(Stored data)
========================================
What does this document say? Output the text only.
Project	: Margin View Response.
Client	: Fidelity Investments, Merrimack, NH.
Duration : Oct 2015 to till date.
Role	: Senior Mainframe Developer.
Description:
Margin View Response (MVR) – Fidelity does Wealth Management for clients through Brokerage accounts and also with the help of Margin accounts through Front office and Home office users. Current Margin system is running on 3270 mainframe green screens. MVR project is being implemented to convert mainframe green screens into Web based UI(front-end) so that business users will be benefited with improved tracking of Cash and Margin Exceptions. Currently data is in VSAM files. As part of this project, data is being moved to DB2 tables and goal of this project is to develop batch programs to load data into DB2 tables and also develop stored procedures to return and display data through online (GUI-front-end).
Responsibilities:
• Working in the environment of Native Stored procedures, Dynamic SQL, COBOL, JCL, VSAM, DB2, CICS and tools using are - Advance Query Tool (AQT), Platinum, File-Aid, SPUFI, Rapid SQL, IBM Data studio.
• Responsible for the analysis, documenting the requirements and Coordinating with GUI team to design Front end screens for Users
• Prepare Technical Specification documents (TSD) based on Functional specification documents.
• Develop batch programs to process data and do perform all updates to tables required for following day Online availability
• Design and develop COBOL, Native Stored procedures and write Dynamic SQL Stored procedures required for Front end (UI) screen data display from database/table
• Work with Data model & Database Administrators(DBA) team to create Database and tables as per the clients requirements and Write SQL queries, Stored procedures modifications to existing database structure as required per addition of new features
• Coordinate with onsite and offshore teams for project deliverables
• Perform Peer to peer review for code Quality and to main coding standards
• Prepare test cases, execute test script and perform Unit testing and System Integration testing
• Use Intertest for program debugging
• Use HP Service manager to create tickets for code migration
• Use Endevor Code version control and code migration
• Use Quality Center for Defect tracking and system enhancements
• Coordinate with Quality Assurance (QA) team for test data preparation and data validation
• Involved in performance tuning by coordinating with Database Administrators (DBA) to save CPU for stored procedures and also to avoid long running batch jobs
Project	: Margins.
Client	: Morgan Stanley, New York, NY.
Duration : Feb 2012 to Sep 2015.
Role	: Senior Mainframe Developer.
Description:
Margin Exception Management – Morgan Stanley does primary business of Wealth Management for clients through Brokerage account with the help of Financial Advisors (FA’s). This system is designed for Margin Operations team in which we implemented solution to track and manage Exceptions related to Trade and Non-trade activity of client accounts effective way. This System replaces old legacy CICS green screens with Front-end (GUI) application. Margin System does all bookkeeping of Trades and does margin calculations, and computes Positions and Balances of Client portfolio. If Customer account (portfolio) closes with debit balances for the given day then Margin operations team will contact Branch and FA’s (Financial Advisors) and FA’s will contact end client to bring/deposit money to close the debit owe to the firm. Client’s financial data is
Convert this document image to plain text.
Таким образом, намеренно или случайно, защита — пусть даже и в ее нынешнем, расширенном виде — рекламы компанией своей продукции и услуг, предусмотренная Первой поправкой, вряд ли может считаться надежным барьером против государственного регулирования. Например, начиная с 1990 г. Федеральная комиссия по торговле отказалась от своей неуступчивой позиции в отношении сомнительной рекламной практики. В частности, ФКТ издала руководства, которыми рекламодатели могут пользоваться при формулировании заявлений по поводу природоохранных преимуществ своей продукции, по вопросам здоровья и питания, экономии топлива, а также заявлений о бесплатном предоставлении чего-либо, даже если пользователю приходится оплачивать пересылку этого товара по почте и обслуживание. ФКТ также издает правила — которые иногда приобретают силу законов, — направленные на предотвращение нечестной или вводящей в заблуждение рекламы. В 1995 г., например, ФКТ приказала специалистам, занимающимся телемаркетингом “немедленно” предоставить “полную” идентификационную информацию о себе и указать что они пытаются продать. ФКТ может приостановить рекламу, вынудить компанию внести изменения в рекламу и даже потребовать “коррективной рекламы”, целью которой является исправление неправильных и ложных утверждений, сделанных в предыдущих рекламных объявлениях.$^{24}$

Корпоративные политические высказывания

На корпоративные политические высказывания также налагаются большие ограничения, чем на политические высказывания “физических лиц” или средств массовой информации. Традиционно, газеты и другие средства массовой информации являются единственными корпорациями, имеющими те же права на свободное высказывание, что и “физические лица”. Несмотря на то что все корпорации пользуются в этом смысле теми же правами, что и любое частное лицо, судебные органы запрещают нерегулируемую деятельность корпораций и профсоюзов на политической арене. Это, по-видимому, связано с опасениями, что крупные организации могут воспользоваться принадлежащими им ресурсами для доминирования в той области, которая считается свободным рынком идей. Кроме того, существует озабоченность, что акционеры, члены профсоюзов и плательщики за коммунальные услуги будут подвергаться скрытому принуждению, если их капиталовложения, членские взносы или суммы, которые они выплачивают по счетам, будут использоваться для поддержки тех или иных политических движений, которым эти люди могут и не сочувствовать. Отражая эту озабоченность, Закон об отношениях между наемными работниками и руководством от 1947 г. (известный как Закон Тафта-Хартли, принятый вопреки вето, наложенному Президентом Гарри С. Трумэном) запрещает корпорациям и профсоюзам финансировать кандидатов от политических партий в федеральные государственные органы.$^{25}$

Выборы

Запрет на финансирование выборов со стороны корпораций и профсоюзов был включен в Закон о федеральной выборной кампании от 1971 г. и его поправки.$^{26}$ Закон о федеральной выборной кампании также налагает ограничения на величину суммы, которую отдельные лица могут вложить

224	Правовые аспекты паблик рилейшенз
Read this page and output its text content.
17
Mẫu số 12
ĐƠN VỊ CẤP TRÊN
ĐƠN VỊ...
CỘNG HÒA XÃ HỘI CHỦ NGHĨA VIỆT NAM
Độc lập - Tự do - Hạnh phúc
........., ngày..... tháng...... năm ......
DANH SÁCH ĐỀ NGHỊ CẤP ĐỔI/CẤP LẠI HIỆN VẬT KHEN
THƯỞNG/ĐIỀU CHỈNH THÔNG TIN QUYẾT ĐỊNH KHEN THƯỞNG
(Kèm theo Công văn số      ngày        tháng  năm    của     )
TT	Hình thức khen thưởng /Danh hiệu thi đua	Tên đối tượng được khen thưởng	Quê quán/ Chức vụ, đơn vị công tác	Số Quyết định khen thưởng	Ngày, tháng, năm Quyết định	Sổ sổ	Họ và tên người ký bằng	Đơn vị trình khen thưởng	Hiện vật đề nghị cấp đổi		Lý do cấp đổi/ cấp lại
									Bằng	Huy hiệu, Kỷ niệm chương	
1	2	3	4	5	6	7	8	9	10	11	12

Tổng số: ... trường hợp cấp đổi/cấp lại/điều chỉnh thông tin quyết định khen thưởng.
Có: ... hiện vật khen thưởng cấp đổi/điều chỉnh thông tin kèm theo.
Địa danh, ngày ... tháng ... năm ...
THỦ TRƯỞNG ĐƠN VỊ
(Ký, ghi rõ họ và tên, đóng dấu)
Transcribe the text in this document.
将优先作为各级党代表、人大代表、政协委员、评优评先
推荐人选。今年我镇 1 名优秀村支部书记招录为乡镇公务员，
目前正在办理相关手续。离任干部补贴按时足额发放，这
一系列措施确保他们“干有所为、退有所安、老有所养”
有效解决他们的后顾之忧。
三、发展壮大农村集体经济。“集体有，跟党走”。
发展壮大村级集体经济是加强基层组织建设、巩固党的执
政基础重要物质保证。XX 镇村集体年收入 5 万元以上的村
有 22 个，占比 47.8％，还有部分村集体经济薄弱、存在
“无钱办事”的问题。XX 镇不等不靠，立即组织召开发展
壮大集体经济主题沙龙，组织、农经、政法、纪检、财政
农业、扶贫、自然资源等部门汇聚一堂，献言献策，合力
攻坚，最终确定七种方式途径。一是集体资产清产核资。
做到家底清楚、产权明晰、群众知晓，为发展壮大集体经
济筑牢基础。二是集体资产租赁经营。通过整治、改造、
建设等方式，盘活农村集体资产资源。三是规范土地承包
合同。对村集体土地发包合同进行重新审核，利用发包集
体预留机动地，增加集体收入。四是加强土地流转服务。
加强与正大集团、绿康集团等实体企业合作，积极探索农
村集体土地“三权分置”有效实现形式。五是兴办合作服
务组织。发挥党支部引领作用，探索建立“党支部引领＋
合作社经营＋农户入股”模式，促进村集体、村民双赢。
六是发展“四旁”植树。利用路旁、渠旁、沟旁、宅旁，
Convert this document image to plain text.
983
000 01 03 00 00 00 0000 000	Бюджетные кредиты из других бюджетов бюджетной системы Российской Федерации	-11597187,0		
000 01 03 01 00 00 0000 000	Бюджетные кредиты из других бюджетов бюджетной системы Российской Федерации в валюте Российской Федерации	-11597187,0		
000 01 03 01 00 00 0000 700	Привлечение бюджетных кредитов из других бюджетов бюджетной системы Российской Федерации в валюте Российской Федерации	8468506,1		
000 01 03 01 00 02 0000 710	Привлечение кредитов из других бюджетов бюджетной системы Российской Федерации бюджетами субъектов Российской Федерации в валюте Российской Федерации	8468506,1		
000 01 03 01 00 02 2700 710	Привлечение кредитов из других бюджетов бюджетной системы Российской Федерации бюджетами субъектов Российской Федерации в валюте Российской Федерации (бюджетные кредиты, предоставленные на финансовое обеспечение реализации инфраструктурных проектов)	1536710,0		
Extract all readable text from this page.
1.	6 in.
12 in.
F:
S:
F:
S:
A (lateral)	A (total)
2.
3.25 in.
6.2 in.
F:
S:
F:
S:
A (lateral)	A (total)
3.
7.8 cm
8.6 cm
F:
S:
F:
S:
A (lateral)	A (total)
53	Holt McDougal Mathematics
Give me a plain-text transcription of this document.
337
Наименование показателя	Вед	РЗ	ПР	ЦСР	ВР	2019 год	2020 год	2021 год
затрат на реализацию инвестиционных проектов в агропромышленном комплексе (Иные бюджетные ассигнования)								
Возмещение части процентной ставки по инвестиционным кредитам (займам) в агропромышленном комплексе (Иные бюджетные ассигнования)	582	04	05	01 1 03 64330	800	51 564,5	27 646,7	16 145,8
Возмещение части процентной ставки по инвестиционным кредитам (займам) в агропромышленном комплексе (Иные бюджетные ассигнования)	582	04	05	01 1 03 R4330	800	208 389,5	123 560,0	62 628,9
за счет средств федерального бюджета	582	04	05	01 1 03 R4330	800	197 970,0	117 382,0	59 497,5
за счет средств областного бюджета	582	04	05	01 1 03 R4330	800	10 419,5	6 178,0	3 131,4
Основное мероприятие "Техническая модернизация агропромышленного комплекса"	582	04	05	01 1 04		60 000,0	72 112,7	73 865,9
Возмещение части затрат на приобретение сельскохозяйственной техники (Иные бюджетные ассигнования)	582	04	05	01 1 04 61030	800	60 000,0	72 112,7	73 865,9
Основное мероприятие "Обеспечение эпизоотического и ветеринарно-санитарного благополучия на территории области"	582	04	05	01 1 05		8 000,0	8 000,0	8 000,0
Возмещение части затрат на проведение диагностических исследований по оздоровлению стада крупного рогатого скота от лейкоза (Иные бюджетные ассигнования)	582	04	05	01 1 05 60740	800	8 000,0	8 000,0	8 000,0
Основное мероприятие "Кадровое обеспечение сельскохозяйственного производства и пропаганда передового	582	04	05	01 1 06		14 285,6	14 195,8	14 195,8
========================================
Your task: Using the records above, copy each line that contains "комплексе".

Completed task:
затрат на реализацию инвестиционных проектов в агропромышленном комплексе (Иные бюджетные ассигнования)								
Возмещение части процентной ставки по инвестиционным кредитам (займам) в агропромышленном комплексе (Иные бюджетные ассигнования)	582	04	05	01 1 03 64330	800	51 564,5	27 646,7	16 145,8
Возмещение части процентной ставки по инвестиционным кредитам (займам) в агропромышленном комплексе (Иные бюджетные ассигнования)	582	04	05	01 1 03 R4330	800	208 389,5	123 560,0	62 628,9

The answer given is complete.